### Goal
Work out how many lines hold "date". Give the number and nothing else.

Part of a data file
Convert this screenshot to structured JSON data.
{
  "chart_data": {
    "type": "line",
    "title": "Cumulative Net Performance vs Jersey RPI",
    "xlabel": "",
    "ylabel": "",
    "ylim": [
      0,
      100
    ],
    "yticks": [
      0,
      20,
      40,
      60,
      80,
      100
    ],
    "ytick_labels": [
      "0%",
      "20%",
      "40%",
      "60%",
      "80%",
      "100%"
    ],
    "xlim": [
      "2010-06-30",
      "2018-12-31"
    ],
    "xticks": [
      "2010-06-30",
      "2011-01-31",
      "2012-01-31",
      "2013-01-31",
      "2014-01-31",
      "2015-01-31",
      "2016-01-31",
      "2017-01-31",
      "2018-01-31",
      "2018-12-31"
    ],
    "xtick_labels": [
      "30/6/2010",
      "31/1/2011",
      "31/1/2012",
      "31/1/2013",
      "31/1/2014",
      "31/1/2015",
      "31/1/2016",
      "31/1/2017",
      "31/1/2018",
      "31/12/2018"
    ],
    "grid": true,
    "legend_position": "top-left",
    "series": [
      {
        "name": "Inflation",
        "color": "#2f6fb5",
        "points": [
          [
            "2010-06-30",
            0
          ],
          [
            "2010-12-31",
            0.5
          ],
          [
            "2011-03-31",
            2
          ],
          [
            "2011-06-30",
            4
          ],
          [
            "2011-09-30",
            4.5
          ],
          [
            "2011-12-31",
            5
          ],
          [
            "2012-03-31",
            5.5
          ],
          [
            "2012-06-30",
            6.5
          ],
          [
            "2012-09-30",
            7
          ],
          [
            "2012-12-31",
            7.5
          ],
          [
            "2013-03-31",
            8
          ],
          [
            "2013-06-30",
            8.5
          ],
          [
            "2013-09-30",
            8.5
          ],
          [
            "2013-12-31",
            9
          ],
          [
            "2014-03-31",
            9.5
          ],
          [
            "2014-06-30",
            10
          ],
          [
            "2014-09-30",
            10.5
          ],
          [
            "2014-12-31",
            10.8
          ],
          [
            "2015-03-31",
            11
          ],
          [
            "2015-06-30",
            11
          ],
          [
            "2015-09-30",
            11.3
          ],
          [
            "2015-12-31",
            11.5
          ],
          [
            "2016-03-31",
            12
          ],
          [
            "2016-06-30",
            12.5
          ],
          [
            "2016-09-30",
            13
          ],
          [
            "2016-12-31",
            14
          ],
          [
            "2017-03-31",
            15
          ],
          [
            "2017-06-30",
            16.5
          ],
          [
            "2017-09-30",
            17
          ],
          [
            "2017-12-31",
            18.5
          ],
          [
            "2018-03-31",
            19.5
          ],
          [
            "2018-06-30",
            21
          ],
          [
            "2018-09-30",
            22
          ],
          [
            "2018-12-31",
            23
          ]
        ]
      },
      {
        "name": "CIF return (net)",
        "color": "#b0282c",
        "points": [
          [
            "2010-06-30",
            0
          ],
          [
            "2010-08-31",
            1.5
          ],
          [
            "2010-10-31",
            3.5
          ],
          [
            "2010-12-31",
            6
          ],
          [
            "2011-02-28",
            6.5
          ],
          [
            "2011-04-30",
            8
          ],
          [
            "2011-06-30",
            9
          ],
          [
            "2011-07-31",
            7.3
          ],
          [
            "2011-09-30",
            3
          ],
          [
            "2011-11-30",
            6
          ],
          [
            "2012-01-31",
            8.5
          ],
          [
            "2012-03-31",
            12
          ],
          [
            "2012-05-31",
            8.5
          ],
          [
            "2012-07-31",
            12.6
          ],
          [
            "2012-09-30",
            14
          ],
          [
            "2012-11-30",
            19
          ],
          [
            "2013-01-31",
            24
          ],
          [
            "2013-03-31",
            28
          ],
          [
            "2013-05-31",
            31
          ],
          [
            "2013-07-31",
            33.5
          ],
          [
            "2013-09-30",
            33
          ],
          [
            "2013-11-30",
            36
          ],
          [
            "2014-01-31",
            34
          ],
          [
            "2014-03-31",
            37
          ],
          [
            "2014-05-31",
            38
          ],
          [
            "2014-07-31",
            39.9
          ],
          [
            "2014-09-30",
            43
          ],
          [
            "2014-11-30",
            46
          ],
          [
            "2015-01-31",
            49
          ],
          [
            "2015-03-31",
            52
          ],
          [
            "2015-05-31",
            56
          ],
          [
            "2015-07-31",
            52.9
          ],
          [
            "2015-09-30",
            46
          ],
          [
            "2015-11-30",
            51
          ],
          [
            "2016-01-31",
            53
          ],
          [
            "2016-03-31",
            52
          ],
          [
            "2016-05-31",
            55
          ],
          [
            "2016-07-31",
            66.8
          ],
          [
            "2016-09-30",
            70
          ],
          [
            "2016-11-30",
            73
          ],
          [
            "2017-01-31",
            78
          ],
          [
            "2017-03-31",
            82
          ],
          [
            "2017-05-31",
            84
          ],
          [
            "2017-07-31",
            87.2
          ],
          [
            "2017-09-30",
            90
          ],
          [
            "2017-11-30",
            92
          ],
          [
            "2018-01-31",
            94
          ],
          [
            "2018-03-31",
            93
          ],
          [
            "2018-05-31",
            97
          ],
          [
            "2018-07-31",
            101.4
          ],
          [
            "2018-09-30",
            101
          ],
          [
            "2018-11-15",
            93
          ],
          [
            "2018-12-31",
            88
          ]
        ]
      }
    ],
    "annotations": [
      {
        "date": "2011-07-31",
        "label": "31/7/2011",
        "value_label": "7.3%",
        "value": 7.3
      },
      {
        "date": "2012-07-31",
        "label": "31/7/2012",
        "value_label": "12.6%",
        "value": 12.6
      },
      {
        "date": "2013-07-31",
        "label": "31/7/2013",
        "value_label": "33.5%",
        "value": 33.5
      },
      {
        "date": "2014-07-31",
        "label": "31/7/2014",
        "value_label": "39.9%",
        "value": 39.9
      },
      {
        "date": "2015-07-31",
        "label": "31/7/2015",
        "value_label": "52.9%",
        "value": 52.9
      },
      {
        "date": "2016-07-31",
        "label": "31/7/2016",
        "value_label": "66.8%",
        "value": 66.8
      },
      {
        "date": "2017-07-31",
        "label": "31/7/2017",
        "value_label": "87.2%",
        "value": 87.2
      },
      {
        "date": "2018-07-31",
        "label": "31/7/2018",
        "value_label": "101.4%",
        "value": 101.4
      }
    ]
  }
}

### Task result
8